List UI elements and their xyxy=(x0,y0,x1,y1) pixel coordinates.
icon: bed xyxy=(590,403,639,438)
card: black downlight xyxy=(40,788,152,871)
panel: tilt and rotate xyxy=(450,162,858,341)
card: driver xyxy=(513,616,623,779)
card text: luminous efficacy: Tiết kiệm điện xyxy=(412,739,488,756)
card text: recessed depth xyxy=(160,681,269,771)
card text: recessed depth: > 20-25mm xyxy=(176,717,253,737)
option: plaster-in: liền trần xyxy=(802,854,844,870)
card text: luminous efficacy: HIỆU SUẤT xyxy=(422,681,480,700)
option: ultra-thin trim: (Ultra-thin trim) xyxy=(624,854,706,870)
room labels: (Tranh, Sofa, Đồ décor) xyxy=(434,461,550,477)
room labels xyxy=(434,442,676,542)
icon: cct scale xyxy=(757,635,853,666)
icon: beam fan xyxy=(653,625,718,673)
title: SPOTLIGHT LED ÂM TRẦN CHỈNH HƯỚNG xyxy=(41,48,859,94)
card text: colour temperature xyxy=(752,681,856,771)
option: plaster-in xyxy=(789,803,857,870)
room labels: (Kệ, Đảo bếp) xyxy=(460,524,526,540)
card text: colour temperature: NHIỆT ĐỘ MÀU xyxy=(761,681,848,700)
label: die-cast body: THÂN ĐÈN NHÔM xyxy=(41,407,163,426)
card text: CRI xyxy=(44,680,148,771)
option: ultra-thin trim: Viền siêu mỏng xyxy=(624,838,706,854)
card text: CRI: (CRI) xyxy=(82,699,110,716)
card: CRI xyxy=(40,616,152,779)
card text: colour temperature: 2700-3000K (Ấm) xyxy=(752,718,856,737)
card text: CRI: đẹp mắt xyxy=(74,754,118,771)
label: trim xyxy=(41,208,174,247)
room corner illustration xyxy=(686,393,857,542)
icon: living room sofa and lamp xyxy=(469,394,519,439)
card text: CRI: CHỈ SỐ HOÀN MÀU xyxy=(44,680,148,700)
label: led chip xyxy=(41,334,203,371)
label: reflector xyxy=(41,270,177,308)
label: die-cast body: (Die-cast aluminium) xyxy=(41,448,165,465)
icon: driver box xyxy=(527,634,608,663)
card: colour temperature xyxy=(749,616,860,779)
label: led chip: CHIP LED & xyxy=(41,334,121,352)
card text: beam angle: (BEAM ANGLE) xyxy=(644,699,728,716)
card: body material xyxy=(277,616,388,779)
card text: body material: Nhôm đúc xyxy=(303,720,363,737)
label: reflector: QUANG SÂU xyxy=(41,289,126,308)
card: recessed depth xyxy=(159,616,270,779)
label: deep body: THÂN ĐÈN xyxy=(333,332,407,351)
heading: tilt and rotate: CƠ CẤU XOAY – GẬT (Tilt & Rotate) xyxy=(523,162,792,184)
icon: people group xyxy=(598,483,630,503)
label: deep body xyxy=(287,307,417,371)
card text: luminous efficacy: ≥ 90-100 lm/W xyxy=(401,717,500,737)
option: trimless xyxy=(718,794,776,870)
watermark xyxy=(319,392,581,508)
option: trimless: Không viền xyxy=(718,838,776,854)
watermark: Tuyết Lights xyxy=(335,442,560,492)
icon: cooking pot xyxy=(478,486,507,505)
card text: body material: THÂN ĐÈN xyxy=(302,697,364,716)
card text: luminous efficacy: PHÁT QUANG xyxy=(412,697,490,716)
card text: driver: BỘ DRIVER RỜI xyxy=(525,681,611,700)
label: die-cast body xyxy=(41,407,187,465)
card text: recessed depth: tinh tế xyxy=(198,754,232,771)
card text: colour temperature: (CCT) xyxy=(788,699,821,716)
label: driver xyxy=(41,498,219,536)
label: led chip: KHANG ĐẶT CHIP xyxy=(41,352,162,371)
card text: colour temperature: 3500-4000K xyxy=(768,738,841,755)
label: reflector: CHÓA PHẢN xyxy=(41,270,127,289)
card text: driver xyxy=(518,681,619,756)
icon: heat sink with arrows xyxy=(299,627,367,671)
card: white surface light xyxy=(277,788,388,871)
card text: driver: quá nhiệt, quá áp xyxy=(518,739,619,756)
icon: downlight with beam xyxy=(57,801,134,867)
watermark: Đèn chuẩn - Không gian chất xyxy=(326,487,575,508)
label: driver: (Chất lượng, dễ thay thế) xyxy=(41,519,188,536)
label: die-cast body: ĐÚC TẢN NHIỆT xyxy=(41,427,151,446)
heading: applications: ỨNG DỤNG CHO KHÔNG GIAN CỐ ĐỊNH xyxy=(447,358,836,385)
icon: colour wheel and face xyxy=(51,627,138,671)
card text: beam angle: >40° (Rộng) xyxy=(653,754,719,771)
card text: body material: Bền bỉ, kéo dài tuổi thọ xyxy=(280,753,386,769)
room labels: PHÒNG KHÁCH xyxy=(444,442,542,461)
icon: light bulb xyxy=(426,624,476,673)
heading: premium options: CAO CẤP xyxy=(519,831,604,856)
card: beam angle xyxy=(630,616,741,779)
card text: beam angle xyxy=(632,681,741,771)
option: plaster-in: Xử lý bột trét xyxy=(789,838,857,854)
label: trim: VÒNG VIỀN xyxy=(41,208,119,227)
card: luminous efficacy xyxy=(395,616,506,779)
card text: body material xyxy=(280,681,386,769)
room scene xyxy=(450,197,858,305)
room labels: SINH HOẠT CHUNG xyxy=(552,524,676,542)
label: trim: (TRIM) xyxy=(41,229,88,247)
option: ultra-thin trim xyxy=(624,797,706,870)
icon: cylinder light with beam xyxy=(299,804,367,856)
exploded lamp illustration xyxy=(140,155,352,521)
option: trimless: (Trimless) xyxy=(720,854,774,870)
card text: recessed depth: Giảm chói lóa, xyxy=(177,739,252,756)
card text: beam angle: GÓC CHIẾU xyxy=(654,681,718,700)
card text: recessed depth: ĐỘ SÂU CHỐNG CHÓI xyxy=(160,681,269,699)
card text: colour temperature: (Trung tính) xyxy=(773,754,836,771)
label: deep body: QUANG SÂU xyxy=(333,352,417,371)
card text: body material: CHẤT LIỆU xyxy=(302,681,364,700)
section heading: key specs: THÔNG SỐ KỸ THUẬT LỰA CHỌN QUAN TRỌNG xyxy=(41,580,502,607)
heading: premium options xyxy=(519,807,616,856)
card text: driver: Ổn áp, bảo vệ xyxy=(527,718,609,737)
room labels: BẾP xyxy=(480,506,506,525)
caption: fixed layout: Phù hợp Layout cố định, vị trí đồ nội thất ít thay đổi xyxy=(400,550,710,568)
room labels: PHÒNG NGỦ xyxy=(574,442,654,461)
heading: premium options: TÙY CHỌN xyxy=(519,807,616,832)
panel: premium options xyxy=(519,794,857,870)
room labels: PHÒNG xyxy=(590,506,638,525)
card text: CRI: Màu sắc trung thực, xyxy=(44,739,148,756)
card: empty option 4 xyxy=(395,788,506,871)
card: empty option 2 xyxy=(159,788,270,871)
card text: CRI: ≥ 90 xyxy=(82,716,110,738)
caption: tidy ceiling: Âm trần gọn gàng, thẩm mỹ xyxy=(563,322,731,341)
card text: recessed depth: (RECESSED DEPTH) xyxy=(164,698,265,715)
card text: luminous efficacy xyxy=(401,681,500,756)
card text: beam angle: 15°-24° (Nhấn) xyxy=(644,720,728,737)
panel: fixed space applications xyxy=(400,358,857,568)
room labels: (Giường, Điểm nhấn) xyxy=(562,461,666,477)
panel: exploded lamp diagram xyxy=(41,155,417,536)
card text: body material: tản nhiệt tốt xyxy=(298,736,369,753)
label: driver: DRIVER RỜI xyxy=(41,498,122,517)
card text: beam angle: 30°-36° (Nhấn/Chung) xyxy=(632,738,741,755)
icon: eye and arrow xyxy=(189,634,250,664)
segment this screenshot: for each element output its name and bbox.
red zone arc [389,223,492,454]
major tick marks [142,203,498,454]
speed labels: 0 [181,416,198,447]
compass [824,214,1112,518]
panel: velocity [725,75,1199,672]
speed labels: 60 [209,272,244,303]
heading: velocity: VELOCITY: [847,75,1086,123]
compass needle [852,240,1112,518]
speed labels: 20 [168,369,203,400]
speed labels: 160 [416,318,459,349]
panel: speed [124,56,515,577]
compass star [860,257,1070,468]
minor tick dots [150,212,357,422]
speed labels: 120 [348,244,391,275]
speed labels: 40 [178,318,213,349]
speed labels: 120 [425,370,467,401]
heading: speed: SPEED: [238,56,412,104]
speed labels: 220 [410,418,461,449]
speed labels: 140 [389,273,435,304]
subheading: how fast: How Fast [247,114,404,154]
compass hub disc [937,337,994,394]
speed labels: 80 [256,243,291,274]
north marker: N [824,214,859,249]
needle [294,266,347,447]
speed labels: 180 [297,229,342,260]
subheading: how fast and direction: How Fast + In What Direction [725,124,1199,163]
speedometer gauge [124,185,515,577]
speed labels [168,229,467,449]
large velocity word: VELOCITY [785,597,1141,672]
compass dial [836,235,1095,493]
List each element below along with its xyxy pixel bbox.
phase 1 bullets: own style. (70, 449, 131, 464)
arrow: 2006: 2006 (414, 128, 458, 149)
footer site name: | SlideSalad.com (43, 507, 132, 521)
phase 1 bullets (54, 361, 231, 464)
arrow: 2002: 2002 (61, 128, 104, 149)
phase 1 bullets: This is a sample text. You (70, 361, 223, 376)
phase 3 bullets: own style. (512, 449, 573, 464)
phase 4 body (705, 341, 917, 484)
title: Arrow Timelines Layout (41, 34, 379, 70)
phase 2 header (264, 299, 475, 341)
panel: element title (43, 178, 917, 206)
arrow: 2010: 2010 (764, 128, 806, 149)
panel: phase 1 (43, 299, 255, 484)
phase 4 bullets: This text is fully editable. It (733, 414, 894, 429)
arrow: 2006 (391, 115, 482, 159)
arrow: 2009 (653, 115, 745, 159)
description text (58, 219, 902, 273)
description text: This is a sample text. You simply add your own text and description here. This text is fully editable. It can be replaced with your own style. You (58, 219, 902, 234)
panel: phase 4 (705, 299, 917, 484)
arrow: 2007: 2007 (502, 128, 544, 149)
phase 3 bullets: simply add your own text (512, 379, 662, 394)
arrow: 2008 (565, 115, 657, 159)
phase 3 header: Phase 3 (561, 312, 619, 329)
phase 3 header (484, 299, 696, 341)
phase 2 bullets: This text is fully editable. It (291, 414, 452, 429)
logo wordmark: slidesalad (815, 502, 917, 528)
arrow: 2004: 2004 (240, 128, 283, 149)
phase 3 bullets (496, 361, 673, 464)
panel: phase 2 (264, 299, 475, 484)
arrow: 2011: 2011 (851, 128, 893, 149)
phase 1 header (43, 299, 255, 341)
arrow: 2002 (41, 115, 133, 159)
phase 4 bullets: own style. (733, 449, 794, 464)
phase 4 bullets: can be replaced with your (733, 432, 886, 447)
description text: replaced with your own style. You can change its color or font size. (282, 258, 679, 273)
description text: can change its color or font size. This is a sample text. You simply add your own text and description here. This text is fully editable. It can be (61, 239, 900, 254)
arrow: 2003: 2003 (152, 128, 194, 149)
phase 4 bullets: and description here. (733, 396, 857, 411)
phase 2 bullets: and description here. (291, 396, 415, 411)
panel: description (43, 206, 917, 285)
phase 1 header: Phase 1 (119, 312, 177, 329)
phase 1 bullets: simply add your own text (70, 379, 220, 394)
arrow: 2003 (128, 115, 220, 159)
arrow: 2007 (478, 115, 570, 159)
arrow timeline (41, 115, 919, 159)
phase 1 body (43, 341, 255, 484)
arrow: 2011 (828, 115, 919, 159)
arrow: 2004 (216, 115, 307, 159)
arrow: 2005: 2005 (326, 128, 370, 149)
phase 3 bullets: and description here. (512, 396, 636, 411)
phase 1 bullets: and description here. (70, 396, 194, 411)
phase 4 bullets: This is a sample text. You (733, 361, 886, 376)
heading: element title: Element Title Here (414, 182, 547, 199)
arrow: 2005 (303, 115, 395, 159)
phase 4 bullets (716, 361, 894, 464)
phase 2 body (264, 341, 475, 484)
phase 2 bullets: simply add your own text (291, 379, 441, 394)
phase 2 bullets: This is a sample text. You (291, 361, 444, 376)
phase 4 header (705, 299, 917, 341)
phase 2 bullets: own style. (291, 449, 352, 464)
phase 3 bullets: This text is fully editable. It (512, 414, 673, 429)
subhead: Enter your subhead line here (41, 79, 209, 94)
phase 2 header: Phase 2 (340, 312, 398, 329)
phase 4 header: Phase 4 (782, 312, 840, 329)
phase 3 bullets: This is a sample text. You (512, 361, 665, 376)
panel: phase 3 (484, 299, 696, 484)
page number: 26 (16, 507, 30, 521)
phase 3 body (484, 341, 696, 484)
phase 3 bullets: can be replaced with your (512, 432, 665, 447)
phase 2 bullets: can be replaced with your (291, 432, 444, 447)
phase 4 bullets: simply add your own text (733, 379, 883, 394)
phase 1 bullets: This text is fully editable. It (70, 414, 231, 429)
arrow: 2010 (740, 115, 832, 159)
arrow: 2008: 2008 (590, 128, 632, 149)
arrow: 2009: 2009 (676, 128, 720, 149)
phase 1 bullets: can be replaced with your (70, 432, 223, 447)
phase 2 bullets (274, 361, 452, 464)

━━━━━━━━━━━━━━━━━━━━

What the exercise asks:
Format the data as a numbered list, from its first line through the line containing "card: driver xyxy=(513,616,623,779)", leaving out any blank lines.

Problem solution:
1. List UI elements and their xyxy=(x0,y0,x1,y1) pixel coordinates.
2. icon: bed xyxy=(590,403,639,438)
3. card: black downlight xyxy=(40,788,152,871)
4. panel: tilt and rotate xyxy=(450,162,858,341)
5. card: driver xyxy=(513,616,623,779)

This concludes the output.